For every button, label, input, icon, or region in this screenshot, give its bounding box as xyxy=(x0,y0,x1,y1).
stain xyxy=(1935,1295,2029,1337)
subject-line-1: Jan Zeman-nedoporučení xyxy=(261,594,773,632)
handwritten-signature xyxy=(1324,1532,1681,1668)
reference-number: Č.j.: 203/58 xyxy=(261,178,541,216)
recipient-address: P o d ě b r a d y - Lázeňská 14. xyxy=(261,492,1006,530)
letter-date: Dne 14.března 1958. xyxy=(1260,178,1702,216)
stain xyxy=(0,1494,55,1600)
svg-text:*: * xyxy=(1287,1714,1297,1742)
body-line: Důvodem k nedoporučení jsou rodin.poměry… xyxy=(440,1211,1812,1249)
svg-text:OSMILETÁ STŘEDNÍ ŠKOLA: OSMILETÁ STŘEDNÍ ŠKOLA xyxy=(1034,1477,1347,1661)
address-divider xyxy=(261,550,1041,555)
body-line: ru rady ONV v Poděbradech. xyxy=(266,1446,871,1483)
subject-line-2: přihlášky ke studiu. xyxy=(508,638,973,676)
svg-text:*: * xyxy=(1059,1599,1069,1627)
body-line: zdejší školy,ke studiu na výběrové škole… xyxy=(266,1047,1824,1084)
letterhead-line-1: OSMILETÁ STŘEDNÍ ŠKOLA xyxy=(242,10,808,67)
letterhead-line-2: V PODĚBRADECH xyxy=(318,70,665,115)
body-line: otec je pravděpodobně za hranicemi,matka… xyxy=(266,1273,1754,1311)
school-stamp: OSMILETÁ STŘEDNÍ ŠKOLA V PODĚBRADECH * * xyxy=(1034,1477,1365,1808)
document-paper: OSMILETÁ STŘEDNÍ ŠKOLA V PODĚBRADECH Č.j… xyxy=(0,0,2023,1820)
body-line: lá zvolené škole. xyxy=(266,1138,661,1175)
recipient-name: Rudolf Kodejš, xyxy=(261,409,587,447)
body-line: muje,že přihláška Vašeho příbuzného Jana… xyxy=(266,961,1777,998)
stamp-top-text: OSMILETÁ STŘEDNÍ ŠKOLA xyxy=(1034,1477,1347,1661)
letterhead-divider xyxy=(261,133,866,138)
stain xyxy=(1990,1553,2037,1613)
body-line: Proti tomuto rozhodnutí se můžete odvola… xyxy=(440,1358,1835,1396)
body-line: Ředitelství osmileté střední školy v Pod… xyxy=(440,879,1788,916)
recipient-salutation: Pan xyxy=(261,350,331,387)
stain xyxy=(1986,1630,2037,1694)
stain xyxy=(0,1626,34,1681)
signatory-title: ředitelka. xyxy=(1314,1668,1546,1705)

● **Problem statement**:
Copy out every line of the records above word for word, without changing anything.

● **Solution for this task**:
For every button, label, input, icon, or region in this screenshot, give its bounding box as xyxy=(x0,y0,x1,y1).
stain xyxy=(1935,1295,2029,1337)
subject-line-1: Jan Zeman-nedoporučení xyxy=(261,594,773,632)
handwritten-signature xyxy=(1324,1532,1681,1668)
reference-number: Č.j.: 203/58 xyxy=(261,178,541,216)
recipient-address: P o d ě b r a d y - Lázeňská 14. xyxy=(261,492,1006,530)
letter-date: Dne 14.března 1958. xyxy=(1260,178,1702,216)
stain xyxy=(0,1494,55,1600)
svg-text:*: * xyxy=(1287,1714,1297,1742)
body-line: Důvodem k nedoporučení jsou rodin.poměry… xyxy=(440,1211,1812,1249)
svg-text:OSMILETÁ STŘEDNÍ ŠKOLA: OSMILETÁ STŘEDNÍ ŠKOLA xyxy=(1034,1477,1347,1661)
address-divider xyxy=(261,550,1041,555)
body-line: ru rady ONV v Poděbradech. xyxy=(266,1446,871,1483)
subject-line-2: přihlášky ke studiu. xyxy=(508,638,973,676)
svg-text:*: * xyxy=(1059,1599,1069,1627)
body-line: zdejší školy,ke studiu na výběrové škole… xyxy=(266,1047,1824,1084)
letterhead-line-1: OSMILETÁ STŘEDNÍ ŠKOLA xyxy=(242,10,808,67)
letterhead-line-2: V PODĚBRADECH xyxy=(318,70,665,115)
body-line: otec je pravděpodobně za hranicemi,matka… xyxy=(266,1273,1754,1311)
school-stamp: OSMILETÁ STŘEDNÍ ŠKOLA V PODĚBRADECH * * xyxy=(1034,1477,1365,1808)
document-paper: OSMILETÁ STŘEDNÍ ŠKOLA V PODĚBRADECH Č.j… xyxy=(0,0,2023,1820)
body-line: lá zvolené škole. xyxy=(266,1138,661,1175)
recipient-name: Rudolf Kodejš, xyxy=(261,409,587,447)
body-line: muje,že přihláška Vašeho příbuzného Jana… xyxy=(266,961,1777,998)
stamp-top-text: OSMILETÁ STŘEDNÍ ŠKOLA xyxy=(1034,1477,1347,1661)
letterhead-divider xyxy=(261,133,866,138)
stain xyxy=(1990,1553,2037,1613)
body-line: Proti tomuto rozhodnutí se můžete odvola… xyxy=(440,1358,1835,1396)
body-line: Ředitelství osmileté střední školy v Pod… xyxy=(440,879,1788,916)
recipient-salutation: Pan xyxy=(261,350,331,387)
stain xyxy=(1986,1630,2037,1694)
stain xyxy=(0,1626,34,1681)
signatory-title: ředitelka. xyxy=(1314,1668,1546,1705)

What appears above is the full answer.